== Listed records ==
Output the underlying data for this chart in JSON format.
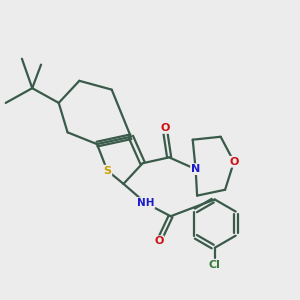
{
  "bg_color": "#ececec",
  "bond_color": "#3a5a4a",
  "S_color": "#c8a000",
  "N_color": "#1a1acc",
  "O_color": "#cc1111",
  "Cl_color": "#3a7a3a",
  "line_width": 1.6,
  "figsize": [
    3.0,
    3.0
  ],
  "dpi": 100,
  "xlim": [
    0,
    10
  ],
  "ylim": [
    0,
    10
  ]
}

==

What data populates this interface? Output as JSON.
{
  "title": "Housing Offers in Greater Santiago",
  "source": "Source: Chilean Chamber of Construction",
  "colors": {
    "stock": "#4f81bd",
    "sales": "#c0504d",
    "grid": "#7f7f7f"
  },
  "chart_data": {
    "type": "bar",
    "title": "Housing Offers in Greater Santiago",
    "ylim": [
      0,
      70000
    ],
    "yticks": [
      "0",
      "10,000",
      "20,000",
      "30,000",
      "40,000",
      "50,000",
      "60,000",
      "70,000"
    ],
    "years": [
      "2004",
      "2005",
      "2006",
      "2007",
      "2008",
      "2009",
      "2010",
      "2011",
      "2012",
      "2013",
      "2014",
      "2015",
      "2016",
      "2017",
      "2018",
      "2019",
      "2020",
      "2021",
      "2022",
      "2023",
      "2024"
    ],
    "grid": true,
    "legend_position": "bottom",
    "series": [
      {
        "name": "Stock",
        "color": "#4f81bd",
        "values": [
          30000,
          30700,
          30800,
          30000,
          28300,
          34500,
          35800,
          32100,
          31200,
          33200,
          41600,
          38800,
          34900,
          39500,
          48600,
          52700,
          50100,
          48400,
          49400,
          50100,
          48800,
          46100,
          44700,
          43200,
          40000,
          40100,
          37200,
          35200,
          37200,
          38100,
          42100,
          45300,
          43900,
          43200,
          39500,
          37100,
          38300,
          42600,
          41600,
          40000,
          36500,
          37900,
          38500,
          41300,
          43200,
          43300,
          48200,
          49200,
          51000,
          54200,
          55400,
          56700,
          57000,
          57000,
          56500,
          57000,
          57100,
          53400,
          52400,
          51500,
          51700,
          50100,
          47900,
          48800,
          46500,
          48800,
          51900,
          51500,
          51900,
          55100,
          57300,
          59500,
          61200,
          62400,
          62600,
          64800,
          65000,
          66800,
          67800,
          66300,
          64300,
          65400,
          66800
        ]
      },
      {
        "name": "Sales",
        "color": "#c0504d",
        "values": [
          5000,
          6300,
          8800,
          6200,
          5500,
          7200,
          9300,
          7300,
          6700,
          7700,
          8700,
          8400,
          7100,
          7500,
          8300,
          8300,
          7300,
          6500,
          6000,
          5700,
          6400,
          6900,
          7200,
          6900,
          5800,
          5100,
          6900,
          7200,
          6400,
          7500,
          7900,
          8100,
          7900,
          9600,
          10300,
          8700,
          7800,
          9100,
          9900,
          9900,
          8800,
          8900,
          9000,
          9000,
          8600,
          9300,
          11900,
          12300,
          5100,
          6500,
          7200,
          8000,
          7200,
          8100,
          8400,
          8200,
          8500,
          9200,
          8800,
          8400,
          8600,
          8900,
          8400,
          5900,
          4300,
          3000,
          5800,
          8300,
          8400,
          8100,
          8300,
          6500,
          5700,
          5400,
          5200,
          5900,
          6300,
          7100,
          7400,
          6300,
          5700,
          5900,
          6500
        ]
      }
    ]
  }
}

---

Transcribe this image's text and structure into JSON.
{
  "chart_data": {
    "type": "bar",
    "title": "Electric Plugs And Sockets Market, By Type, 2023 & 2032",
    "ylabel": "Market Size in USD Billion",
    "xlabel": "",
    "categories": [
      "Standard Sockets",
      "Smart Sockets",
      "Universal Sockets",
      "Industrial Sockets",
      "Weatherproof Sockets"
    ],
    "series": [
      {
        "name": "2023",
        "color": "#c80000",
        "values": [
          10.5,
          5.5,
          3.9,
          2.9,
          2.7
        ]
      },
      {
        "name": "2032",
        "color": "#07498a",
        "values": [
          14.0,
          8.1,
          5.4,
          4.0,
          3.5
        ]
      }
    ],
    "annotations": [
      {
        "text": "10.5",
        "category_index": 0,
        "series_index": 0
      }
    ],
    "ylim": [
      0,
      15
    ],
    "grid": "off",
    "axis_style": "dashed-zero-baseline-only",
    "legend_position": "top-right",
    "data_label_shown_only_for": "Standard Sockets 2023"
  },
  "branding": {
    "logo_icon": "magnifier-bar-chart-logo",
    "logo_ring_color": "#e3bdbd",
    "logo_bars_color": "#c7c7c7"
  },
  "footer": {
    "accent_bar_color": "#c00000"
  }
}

== Stated problem ==
Find the lines containing "Santiago" and list every one of them.

== Written reply ==
  "title": "Housing Offers in Greater Santiago",
    "title": "Housing Offers in Greater Santiago",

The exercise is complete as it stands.